Rewrite the entries from the line containing "legend-label: 40% US-Aktien (25%)" through the line containing "x-ticks: 3 3.2", putting "legend-frame" in place of "legend-box" and keeping everything else the same. Give only those lines.

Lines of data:
***
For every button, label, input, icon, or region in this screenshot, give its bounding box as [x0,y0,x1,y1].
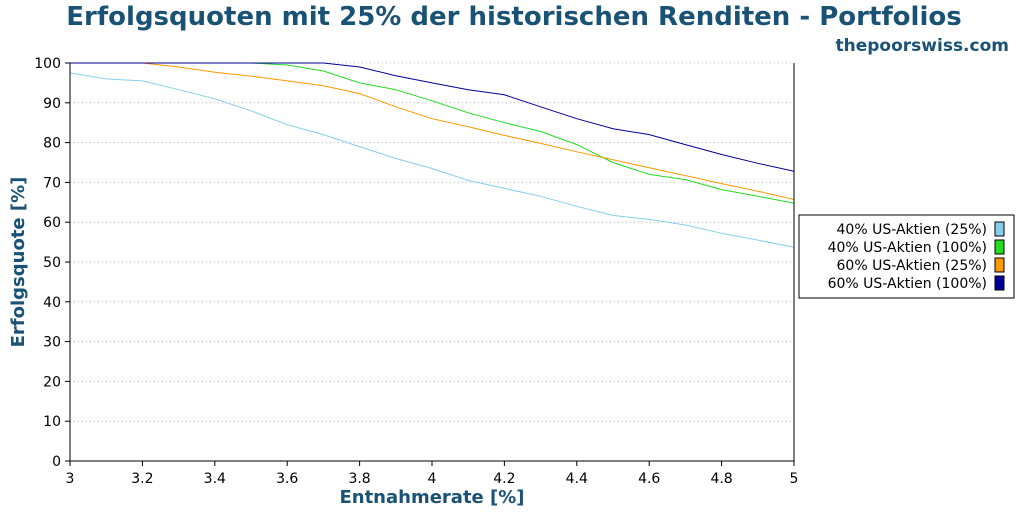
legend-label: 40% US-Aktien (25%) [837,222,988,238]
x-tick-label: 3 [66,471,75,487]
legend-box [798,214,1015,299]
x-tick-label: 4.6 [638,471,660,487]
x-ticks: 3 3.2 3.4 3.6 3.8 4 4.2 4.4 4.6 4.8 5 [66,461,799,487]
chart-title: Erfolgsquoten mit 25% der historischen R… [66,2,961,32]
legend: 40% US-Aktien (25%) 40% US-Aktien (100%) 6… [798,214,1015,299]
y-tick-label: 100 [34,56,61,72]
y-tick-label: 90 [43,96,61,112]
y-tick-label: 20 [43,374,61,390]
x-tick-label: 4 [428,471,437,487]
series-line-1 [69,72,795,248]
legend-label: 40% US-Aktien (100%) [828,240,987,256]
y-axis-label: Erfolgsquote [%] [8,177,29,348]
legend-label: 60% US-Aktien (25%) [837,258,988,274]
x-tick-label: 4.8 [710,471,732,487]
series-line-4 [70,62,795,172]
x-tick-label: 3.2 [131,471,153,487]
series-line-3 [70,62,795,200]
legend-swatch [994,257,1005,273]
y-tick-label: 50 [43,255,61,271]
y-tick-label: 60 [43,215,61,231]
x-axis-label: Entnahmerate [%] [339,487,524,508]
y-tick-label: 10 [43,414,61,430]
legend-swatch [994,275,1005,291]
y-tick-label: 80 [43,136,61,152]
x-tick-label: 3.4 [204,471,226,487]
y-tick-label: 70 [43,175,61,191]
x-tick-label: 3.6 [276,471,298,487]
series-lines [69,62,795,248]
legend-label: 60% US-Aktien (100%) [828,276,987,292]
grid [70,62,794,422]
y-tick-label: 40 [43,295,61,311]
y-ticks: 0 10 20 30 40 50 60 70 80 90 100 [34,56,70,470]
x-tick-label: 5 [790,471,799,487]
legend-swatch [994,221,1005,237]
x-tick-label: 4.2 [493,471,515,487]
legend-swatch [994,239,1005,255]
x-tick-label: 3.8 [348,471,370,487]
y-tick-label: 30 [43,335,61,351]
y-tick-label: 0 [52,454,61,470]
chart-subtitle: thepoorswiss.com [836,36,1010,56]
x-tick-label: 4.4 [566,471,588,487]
***
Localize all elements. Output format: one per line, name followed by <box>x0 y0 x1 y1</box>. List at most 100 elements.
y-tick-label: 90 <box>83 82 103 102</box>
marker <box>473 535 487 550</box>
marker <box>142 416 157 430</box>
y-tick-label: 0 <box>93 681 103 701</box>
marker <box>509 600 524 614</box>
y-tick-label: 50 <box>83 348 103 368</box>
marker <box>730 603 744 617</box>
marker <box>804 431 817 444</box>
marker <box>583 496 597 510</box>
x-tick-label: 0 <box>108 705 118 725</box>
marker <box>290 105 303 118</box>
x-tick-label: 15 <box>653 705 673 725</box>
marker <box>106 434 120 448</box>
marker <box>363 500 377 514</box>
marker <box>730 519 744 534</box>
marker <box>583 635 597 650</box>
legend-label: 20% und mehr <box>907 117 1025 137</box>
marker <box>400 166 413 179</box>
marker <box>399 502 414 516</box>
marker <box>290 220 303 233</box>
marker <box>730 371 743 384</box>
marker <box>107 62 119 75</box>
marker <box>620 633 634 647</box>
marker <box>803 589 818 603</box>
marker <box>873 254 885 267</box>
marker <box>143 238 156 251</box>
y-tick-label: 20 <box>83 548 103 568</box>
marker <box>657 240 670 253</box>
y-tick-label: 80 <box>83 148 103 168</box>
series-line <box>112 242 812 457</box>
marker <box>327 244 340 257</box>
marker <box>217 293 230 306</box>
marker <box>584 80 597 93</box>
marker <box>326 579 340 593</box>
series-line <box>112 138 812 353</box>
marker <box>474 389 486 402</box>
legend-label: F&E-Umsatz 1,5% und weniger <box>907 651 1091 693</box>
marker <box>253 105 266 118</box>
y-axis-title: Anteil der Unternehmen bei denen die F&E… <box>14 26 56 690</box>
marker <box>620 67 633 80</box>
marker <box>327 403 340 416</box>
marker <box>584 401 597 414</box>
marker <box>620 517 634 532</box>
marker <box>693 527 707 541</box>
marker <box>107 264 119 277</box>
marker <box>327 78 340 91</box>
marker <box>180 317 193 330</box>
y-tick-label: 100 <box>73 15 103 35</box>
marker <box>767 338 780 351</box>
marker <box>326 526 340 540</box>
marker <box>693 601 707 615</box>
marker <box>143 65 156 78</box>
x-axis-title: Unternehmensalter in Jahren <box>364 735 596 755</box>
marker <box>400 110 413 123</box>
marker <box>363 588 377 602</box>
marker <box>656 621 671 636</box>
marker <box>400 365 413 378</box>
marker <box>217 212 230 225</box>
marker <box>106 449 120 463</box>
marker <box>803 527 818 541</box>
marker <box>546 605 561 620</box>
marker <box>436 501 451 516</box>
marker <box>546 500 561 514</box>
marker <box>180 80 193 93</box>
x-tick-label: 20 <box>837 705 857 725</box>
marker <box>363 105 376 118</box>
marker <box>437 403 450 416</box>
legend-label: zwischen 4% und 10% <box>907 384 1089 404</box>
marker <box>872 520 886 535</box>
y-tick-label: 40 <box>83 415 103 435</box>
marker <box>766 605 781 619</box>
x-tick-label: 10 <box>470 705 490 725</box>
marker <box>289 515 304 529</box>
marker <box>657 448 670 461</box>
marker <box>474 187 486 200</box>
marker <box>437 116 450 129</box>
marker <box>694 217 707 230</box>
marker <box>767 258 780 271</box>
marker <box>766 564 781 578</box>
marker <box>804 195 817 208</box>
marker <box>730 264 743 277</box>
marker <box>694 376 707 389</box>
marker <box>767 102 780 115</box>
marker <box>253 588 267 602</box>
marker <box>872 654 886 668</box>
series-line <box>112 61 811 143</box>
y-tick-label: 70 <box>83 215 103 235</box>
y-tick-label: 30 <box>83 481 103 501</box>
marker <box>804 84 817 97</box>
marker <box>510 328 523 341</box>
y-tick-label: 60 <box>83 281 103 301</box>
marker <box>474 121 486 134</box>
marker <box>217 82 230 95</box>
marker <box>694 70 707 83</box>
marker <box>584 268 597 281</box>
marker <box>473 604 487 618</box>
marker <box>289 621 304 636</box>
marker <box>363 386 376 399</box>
***
Response to the exercise:
legend-label: 40% US-Aktien (25%) [837,222,988,238]
x-tick-label: 3 [66,471,75,487]
legend-frame [798,214,1015,299]
x-tick-label: 4.6 [638,471,660,487]
x-ticks: 3 3.2 3.4 3.6 3.8 4 4.2 4.4 4.6 4.8 5 [66,461,799,487]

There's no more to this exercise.